TASK REQUIREMENTS. Copy out every line in which the string "implementation" occurs.

DATASET CONTENT.

-=-=-=-=-

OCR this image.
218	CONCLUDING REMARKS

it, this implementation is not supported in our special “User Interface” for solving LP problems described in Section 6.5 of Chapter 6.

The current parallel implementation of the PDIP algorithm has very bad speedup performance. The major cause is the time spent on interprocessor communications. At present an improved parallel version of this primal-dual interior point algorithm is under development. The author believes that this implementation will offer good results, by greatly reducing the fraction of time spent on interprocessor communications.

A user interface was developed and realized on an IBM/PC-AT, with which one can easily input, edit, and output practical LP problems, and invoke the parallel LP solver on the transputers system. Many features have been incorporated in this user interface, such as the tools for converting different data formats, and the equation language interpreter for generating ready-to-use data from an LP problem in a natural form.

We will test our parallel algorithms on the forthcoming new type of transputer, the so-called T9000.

-=-=-=-=-

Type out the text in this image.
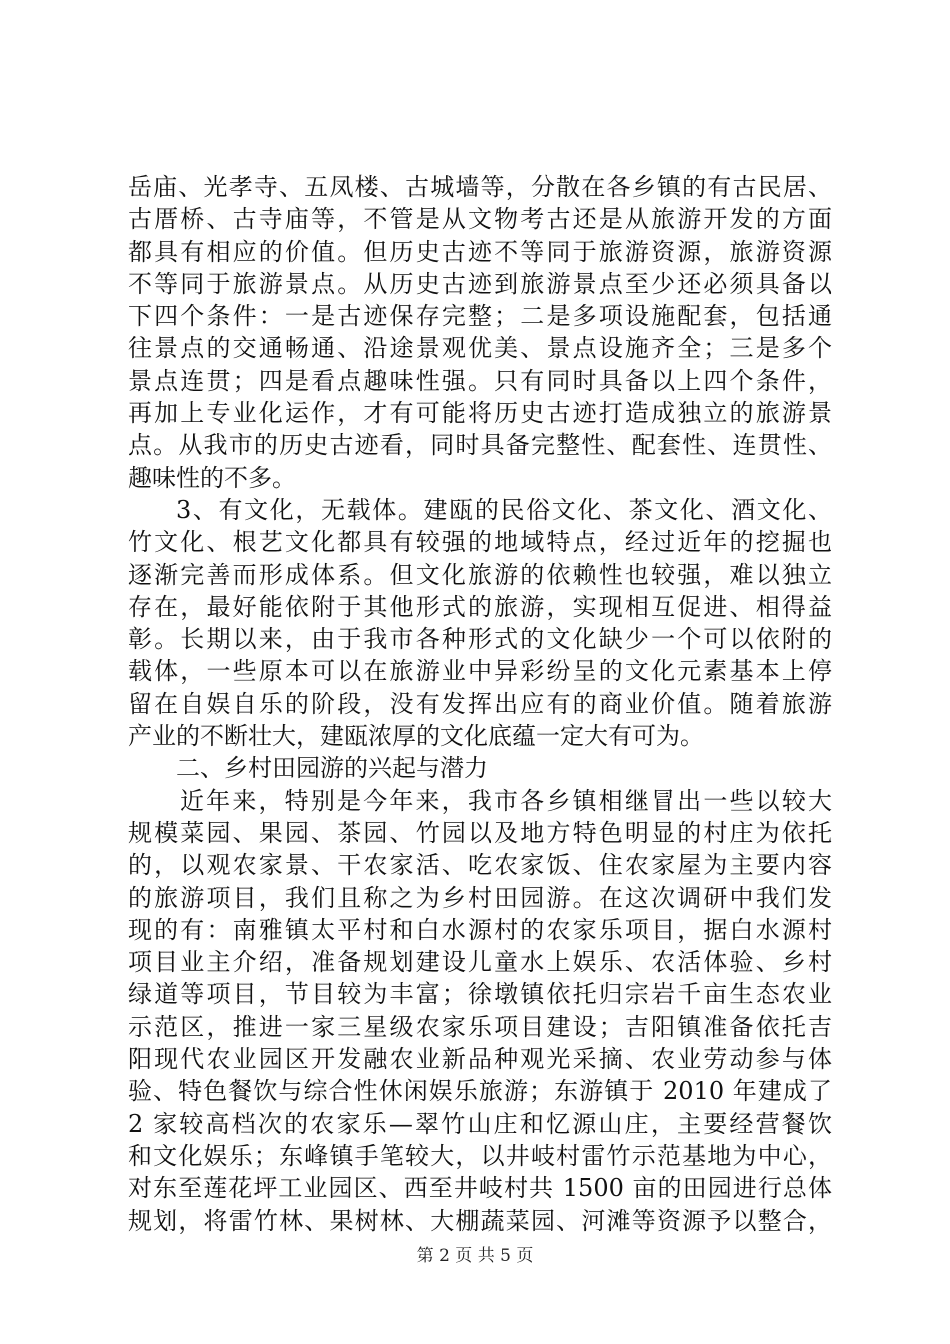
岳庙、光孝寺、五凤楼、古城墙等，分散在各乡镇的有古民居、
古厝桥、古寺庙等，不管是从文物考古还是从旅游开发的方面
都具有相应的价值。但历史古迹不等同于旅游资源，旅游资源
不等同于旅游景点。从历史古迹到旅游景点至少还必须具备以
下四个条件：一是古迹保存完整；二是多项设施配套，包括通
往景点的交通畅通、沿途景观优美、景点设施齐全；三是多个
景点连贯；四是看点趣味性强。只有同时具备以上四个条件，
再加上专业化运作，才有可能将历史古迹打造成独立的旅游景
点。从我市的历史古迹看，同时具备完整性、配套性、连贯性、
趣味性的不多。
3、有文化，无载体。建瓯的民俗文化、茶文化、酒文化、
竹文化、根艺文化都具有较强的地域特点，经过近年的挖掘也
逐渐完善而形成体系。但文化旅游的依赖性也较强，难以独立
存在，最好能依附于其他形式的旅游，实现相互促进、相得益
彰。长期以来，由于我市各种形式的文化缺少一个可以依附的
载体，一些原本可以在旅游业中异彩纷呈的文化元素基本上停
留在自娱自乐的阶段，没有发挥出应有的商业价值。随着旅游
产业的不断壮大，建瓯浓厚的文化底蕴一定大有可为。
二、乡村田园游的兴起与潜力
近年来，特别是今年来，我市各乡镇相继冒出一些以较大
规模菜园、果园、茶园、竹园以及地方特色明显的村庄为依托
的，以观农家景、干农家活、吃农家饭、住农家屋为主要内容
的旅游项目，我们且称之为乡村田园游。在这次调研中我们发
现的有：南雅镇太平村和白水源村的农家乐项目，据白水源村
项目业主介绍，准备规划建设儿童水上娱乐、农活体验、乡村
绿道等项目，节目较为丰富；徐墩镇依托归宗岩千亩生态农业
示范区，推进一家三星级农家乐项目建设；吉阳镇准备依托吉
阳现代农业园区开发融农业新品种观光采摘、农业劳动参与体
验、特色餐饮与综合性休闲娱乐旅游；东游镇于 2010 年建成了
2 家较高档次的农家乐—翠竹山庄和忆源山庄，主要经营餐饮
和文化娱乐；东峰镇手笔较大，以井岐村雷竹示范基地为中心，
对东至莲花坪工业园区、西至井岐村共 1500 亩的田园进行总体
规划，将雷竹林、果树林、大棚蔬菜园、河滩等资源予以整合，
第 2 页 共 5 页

-=-=-=-=-

TASK RESPONSE.
it, this implementation is not supported in our special “User Interface” for solving LP problems described in Section 6.5 of Chapter 6.
The current parallel implementation of the PDIP algorithm has very bad speedup performance. The major cause is the time spent on interprocessor communications. At present an improved parallel version of this primal-dual interior point algorithm is under development. The author believes that this implementation will offer good results, by greatly reducing the fraction of time spent on interprocessor communications.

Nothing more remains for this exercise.